Search the material for the word "attīstībai" and copy each line that holds it.

RECORD EXCERPTS:
---+---

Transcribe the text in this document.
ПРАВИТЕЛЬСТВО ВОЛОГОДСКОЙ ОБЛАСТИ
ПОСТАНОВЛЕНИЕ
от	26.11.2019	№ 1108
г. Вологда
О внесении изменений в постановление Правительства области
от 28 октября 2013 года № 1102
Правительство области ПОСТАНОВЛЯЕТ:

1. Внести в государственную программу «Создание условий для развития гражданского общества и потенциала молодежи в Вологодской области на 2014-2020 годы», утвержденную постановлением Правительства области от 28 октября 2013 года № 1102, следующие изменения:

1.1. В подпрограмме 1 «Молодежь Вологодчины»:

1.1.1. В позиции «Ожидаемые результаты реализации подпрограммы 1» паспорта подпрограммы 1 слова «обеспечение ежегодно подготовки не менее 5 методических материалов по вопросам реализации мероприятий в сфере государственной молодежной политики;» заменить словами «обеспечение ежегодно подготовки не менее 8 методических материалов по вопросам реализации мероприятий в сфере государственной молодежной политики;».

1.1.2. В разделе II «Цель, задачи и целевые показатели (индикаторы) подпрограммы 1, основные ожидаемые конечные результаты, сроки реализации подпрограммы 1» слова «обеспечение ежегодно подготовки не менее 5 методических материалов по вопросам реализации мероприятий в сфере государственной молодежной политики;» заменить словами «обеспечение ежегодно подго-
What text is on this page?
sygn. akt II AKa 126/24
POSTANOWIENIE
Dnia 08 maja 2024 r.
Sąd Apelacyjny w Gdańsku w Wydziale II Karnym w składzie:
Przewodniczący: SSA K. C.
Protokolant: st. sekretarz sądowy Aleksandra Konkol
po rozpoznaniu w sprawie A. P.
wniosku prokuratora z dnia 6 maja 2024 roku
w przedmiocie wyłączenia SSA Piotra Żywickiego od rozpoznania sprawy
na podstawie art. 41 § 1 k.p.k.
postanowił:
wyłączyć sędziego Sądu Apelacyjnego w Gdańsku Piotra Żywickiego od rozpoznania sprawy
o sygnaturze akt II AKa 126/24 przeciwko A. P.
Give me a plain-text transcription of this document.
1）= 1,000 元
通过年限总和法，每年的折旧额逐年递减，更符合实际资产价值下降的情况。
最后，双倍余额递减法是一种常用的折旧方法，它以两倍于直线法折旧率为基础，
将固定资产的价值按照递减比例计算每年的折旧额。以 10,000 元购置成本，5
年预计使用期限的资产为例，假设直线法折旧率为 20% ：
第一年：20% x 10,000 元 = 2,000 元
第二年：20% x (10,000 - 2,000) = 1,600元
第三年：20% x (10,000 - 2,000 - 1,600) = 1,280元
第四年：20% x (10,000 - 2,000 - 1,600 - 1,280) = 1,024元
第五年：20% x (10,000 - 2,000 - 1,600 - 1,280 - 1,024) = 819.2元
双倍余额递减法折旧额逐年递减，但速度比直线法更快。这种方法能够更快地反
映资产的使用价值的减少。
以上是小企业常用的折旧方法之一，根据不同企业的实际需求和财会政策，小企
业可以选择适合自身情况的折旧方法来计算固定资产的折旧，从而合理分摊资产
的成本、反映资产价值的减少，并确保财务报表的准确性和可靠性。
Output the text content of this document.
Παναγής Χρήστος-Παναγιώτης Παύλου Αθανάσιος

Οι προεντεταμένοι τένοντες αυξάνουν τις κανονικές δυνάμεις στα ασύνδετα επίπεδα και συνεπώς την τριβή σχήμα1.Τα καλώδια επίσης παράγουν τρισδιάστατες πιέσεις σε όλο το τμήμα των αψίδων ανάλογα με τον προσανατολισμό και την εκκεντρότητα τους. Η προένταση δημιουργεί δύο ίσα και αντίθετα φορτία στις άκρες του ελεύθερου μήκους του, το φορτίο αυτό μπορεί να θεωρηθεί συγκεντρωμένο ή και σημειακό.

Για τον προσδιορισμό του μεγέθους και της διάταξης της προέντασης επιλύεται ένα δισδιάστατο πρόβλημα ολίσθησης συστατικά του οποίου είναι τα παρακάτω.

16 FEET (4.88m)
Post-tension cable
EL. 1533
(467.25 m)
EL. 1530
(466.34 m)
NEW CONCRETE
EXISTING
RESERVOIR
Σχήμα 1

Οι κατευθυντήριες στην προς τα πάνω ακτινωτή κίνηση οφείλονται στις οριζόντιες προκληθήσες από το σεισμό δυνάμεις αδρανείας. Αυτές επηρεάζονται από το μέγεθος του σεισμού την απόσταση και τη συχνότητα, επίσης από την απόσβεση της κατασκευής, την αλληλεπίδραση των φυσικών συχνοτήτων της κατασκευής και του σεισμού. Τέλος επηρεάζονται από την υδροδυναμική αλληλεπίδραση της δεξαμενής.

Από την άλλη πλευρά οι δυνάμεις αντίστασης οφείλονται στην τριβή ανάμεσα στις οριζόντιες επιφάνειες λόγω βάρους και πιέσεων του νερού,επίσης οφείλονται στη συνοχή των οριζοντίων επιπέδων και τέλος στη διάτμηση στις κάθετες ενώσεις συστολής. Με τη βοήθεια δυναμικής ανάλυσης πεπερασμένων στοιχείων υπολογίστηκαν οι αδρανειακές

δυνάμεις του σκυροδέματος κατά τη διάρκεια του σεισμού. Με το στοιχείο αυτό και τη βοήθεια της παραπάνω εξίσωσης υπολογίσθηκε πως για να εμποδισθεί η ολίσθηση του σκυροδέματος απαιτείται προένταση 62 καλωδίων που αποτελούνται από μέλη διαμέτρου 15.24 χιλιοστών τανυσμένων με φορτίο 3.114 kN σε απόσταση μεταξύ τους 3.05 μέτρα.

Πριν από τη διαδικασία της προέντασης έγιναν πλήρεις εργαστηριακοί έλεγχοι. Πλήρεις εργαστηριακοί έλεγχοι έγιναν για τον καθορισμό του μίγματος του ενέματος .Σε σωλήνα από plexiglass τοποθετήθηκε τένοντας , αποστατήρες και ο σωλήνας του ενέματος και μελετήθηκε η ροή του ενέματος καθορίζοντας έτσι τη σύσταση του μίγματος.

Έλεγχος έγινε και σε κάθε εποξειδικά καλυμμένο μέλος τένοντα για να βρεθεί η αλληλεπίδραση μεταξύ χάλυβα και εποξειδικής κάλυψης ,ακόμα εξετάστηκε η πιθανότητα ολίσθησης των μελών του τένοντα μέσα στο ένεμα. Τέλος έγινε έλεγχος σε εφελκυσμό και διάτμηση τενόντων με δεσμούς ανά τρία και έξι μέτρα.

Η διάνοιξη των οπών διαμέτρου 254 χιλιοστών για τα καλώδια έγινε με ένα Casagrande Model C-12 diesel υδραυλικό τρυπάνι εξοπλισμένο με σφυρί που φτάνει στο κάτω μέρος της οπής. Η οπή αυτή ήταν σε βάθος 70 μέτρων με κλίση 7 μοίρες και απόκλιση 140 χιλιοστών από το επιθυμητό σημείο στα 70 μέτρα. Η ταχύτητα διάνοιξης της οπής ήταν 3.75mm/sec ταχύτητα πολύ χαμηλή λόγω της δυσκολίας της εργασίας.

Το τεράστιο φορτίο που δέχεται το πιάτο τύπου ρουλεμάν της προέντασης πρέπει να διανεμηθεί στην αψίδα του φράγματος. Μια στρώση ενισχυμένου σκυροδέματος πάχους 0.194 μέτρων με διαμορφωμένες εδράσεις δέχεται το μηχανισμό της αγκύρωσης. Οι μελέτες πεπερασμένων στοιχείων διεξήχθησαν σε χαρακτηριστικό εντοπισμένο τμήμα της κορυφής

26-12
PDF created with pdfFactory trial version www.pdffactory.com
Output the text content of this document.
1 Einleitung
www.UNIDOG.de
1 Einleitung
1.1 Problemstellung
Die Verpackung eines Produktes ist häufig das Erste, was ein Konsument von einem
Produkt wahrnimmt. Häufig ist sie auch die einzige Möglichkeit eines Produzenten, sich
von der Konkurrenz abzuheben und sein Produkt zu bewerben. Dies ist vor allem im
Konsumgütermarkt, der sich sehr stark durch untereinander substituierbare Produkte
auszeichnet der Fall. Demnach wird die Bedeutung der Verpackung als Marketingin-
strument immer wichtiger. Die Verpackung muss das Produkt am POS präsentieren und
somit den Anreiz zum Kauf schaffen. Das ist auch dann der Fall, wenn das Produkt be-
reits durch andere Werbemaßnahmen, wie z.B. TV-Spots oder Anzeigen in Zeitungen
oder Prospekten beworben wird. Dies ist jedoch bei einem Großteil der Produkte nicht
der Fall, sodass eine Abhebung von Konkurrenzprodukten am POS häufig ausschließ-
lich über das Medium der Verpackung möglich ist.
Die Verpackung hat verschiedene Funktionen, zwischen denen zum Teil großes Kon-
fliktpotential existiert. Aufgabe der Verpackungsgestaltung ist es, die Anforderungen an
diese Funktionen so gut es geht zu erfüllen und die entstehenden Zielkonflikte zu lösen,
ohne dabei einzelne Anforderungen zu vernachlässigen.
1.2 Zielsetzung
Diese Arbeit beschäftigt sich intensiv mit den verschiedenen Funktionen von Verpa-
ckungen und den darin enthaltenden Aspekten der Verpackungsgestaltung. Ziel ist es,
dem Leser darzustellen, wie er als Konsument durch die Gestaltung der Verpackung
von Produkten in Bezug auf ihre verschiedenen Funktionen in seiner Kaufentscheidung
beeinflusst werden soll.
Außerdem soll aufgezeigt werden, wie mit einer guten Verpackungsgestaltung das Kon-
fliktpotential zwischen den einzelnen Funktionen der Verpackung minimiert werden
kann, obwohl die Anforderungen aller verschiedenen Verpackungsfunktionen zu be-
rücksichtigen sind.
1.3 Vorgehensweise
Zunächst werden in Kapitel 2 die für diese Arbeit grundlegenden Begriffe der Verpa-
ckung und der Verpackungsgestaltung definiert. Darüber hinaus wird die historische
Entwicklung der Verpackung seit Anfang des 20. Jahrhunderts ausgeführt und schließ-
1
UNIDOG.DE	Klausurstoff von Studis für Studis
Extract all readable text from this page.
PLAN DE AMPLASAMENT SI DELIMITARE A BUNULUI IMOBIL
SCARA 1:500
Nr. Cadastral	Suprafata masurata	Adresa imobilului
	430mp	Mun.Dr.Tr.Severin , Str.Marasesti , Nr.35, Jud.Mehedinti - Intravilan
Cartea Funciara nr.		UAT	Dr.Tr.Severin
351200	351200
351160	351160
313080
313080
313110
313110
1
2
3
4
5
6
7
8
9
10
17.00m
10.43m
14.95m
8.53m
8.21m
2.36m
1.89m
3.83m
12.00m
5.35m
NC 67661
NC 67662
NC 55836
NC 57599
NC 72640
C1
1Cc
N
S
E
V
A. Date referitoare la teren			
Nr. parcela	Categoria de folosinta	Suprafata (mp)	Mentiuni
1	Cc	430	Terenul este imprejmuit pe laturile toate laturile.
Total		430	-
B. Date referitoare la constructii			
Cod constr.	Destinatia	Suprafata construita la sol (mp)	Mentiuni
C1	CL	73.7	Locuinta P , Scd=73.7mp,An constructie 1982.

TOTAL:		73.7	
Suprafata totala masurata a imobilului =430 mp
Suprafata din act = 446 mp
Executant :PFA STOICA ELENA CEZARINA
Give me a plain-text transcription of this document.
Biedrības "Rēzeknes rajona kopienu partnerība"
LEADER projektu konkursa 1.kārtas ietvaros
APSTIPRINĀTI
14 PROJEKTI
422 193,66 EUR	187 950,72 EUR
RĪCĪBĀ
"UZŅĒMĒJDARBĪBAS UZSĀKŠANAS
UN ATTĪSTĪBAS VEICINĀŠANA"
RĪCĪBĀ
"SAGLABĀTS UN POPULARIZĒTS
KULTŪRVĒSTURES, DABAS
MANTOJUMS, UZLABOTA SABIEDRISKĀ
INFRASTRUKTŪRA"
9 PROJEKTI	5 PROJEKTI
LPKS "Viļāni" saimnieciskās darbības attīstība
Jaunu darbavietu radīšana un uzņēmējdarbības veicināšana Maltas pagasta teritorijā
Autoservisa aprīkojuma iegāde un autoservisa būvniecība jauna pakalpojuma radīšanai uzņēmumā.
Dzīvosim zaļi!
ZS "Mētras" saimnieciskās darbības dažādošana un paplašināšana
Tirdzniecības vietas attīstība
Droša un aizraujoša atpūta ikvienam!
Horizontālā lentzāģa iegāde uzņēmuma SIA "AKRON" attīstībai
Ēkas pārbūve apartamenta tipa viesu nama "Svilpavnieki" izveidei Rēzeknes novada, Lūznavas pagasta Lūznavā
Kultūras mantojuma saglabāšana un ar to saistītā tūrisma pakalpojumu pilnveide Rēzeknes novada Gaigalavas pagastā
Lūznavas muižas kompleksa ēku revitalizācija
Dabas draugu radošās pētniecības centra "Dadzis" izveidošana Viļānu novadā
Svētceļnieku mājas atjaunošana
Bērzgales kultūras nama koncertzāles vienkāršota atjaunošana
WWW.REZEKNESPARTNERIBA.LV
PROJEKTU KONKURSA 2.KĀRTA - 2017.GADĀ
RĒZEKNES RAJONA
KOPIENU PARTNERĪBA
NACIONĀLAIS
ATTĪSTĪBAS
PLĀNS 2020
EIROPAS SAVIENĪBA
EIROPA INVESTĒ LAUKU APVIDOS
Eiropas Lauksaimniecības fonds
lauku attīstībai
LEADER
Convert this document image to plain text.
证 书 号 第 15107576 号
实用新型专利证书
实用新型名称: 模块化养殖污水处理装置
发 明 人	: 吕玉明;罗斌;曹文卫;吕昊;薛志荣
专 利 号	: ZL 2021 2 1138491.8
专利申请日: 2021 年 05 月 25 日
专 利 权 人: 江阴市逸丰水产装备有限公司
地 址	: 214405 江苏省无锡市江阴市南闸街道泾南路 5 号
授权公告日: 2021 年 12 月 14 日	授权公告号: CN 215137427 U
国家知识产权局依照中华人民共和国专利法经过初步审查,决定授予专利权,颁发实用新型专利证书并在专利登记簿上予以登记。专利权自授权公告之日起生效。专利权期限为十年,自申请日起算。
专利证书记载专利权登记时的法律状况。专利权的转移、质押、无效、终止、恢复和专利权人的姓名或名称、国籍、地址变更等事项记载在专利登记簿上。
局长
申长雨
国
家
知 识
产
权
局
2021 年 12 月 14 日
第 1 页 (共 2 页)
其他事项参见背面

---+---

COMPLETED TASK:
Horizontālā lentzāģa iegāde uzņēmuma SIA "AKRON" attīstībai
lauku attīstībai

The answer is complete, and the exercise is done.